* _What you will do_
Below are records. Copy every line with "Casares" in it.

* _Extracted records_
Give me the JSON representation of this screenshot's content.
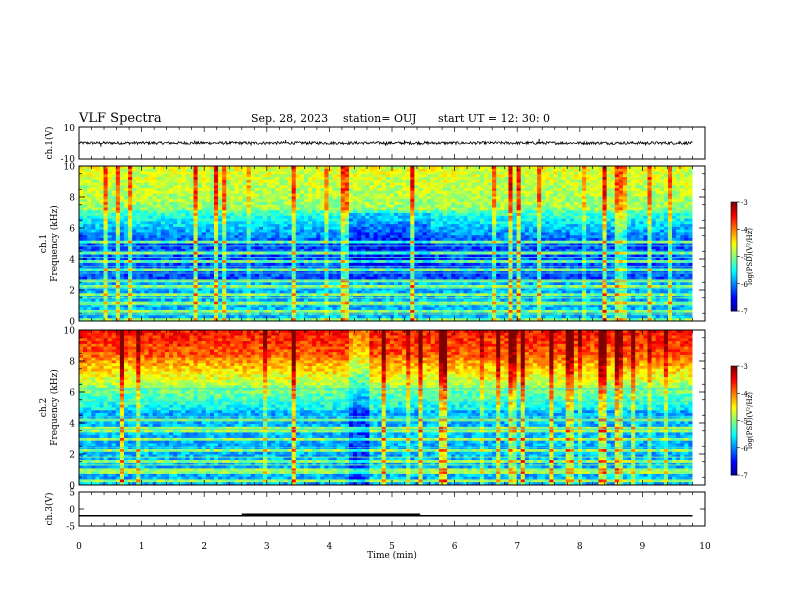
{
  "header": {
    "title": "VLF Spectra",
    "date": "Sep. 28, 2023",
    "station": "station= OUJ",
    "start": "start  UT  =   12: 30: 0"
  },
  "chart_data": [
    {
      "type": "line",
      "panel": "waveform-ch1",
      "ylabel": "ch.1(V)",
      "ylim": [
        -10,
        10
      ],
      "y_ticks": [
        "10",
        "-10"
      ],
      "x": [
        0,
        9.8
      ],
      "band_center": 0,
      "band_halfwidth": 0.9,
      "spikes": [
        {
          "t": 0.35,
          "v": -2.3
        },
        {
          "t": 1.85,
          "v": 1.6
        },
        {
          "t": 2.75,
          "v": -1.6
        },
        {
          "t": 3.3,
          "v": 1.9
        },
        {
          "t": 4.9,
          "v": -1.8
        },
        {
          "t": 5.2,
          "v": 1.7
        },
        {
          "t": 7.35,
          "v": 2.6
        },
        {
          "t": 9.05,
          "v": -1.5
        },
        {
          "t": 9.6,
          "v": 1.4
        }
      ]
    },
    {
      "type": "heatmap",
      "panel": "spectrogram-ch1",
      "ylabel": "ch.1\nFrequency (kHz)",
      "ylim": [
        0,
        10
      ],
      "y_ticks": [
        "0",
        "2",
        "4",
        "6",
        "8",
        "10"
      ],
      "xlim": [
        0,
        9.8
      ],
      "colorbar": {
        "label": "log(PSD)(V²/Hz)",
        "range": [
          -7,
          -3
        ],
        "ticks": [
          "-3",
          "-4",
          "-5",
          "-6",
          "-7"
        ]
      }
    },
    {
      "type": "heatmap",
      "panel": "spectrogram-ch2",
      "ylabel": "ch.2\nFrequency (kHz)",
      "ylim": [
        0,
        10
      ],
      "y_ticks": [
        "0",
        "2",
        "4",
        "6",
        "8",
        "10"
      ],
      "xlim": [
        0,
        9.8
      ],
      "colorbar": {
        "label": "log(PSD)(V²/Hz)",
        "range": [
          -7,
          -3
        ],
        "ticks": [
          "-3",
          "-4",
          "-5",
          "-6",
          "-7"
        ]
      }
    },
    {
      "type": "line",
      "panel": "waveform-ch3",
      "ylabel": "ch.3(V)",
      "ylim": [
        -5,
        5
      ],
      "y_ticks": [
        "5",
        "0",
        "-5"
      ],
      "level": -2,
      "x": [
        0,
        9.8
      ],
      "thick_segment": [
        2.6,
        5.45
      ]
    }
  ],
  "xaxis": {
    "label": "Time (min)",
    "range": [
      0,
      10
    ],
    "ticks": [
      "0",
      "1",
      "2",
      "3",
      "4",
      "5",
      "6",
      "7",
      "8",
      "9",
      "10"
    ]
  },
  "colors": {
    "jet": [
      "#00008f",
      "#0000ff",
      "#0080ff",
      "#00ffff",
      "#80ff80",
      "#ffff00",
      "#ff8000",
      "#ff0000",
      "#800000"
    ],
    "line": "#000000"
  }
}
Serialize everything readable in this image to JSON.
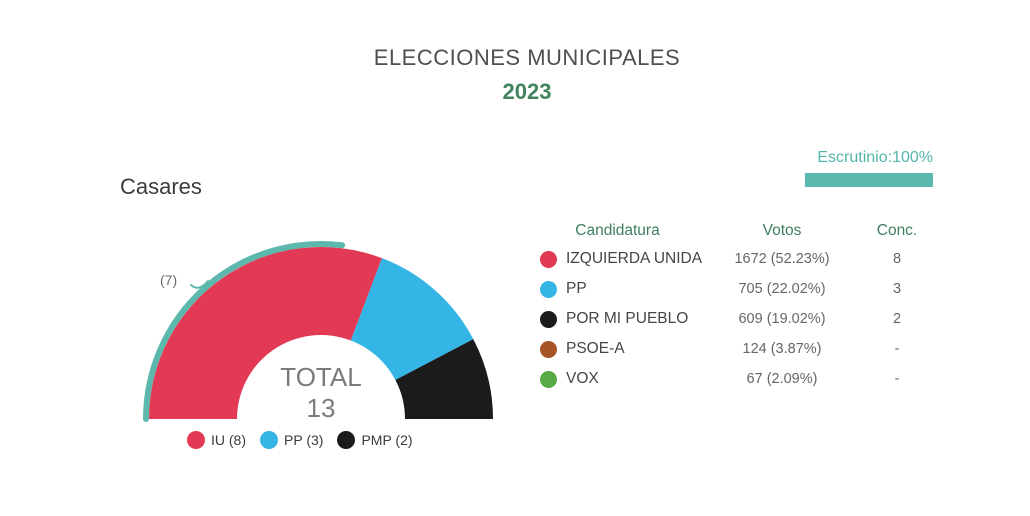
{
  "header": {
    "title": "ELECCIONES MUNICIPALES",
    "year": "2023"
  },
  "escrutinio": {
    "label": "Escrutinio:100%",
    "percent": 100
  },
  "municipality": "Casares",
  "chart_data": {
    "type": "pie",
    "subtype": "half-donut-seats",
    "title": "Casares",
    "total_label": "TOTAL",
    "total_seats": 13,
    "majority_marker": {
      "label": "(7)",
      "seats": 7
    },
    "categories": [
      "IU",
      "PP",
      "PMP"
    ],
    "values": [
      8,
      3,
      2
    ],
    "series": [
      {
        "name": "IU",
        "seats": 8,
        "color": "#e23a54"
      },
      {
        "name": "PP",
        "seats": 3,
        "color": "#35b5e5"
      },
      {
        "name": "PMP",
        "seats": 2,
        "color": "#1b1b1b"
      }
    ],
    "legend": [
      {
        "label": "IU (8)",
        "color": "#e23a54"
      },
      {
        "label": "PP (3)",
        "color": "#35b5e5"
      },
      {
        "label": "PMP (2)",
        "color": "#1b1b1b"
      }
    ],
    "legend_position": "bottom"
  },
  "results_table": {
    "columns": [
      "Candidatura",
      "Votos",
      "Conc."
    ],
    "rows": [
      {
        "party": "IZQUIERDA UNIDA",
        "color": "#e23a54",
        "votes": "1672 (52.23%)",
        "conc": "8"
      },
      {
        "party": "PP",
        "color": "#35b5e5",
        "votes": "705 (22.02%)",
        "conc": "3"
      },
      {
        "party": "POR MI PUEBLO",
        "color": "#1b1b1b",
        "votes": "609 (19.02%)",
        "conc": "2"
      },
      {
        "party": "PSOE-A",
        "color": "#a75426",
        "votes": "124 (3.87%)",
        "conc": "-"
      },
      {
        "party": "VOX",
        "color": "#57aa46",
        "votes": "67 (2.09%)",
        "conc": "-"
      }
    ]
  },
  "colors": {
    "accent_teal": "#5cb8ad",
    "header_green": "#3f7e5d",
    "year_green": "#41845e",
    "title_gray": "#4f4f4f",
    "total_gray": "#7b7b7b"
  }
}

* _Written response_
  "municipality": "Casares",
    "title": "Casares",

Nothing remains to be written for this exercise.